● **Task goal**: Copy out each line in the material below that has the word "interj".

● **Collected data**:
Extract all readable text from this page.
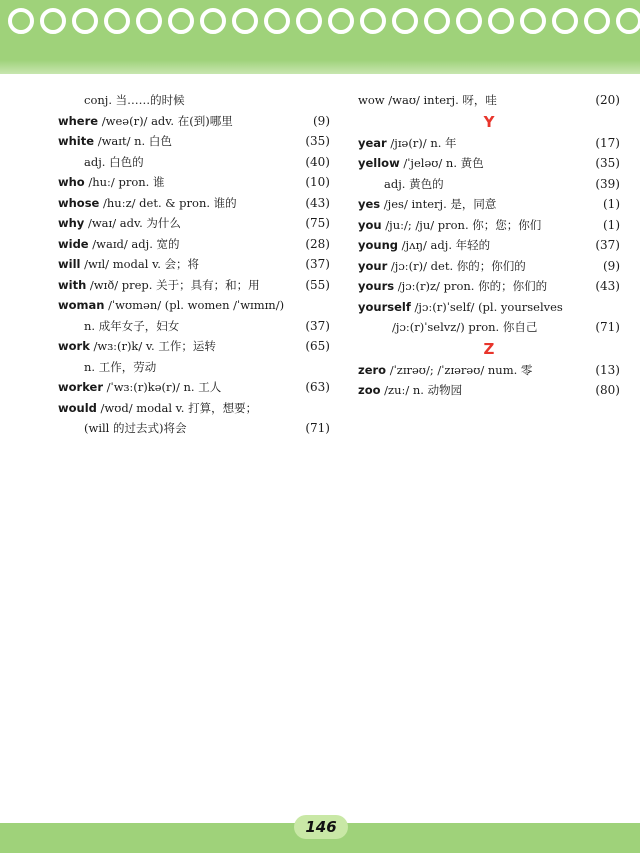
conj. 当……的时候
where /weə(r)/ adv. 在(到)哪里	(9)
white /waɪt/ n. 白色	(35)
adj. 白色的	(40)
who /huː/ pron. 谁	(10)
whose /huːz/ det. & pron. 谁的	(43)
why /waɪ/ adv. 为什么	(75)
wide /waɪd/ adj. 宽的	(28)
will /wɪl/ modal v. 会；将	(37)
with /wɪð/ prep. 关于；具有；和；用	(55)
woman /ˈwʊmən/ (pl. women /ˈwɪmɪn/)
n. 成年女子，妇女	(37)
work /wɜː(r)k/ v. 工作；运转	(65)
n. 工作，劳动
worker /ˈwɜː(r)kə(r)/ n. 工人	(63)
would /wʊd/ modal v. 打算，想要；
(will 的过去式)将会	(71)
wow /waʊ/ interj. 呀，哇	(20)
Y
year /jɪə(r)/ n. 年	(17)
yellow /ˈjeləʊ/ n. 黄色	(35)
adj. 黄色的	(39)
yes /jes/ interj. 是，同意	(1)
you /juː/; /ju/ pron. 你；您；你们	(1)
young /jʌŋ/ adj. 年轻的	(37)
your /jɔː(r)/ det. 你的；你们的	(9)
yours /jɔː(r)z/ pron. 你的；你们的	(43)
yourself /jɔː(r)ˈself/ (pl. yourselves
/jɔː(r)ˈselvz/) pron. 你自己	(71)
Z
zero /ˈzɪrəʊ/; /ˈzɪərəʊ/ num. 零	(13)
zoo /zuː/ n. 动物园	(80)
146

--

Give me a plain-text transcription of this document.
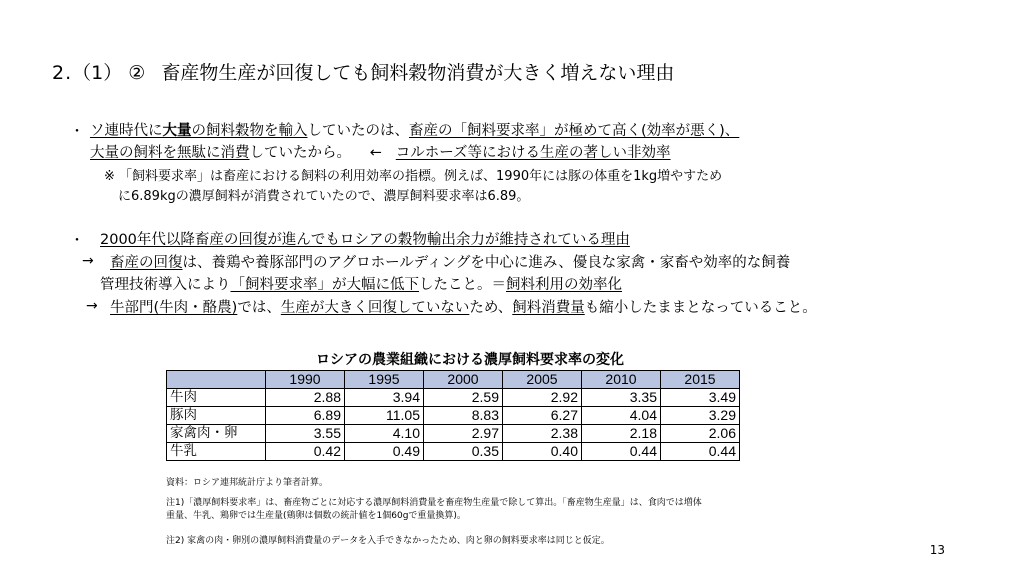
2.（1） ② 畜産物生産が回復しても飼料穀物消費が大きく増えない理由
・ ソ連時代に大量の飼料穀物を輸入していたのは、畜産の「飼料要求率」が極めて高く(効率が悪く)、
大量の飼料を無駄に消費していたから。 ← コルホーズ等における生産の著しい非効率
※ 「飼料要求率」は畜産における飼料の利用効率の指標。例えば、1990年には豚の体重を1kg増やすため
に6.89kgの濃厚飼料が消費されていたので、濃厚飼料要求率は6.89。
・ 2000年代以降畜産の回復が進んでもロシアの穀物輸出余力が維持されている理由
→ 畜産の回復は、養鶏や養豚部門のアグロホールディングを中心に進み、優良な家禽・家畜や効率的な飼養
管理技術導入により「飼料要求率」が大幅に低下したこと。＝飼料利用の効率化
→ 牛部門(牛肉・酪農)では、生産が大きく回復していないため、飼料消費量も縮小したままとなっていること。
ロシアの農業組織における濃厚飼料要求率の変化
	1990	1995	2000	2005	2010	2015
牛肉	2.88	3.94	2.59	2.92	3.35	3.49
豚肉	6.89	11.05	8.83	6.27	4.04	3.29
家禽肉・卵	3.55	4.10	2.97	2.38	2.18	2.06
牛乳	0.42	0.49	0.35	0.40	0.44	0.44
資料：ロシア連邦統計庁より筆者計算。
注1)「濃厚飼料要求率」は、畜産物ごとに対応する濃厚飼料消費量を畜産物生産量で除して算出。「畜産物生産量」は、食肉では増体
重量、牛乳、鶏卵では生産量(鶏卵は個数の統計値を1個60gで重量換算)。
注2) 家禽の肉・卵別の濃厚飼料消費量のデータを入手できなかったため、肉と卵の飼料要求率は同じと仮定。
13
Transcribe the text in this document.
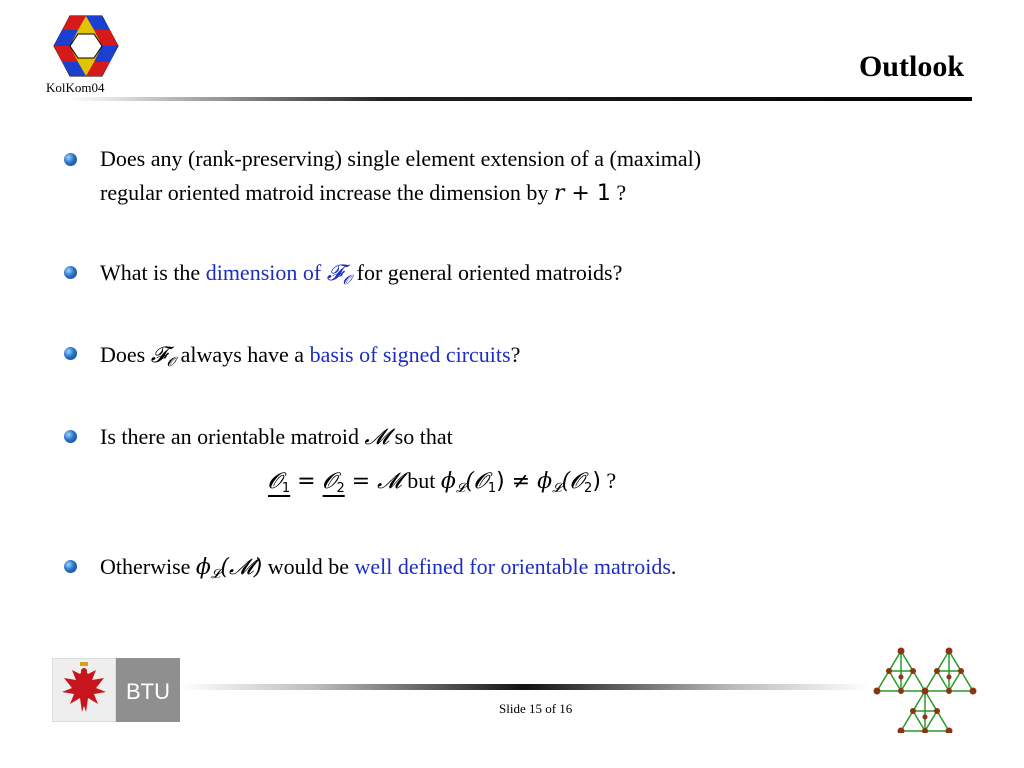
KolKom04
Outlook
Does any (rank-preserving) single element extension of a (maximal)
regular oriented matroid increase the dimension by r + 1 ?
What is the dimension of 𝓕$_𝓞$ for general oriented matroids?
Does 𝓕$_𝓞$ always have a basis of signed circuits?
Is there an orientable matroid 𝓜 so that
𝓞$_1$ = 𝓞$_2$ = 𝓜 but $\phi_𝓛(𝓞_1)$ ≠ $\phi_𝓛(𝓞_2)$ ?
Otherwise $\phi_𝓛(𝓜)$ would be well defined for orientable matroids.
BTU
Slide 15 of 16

● **Expected output**:
wow /waʊ/ interj. 呀，哇	(20)
yes /jes/ interj. 是，同意	(1)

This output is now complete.